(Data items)
····················

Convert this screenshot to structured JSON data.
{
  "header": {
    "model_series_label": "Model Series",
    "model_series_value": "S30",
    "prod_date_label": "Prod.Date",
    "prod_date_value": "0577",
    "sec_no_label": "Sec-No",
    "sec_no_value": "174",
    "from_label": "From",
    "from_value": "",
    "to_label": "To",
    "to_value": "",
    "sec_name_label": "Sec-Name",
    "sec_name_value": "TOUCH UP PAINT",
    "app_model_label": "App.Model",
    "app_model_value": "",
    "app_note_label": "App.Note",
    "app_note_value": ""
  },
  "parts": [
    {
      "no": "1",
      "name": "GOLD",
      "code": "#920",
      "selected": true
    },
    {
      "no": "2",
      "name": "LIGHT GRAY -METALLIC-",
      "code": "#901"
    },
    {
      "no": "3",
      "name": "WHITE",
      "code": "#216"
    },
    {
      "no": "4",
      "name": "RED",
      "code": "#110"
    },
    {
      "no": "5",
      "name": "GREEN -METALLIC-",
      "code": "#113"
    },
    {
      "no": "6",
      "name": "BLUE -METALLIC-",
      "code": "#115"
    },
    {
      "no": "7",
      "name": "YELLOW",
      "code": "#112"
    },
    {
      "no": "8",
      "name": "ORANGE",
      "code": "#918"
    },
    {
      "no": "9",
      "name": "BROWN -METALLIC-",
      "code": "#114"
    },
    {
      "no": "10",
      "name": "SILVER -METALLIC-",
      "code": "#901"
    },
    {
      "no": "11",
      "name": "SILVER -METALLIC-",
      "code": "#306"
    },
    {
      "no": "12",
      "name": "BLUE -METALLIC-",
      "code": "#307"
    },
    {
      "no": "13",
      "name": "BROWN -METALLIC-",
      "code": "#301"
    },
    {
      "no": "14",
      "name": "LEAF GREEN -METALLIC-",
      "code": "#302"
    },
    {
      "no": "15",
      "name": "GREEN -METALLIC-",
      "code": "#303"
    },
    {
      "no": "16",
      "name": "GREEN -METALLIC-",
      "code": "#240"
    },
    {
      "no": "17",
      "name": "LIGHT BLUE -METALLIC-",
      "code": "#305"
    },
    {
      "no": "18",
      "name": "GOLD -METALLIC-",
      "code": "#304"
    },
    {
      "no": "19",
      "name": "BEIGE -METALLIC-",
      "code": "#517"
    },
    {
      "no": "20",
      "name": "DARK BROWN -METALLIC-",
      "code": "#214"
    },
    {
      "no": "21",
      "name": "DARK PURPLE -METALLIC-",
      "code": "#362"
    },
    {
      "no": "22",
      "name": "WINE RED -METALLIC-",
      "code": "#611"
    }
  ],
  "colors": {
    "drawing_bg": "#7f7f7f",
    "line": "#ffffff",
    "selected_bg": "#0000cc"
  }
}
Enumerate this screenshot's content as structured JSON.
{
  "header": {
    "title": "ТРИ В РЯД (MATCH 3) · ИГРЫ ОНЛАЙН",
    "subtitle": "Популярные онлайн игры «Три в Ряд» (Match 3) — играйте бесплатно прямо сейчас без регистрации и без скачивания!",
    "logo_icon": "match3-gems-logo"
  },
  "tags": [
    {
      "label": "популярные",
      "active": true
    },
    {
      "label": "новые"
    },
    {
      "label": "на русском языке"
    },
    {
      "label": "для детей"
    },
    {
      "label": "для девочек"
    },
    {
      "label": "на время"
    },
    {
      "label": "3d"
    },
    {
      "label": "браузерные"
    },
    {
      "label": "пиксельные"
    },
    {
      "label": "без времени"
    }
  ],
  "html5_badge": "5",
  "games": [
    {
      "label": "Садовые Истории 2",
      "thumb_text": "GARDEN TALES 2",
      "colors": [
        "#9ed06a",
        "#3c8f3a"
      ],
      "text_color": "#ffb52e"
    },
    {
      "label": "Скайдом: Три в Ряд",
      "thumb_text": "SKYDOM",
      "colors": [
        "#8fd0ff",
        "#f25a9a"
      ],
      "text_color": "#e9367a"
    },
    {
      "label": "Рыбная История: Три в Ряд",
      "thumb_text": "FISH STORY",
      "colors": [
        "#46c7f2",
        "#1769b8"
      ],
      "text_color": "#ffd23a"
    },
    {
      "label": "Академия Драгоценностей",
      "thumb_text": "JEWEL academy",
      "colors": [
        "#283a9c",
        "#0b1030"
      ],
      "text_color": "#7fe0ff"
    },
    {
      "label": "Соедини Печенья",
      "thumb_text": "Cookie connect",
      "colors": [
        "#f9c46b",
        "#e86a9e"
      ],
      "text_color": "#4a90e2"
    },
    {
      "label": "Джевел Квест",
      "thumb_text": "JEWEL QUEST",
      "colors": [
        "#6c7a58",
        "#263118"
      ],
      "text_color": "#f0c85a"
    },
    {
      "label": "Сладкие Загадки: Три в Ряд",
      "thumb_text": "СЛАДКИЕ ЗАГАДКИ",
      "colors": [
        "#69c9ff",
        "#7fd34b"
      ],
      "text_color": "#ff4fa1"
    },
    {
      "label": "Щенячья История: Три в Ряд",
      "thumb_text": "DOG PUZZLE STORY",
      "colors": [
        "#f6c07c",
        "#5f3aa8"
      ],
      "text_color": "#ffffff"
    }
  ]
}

····················

Copy each line holding the word "История" from the listing above.

      "label": "Рыбная История: Три в Ряд",
      "label": "Щенячья История: Три в Ряд",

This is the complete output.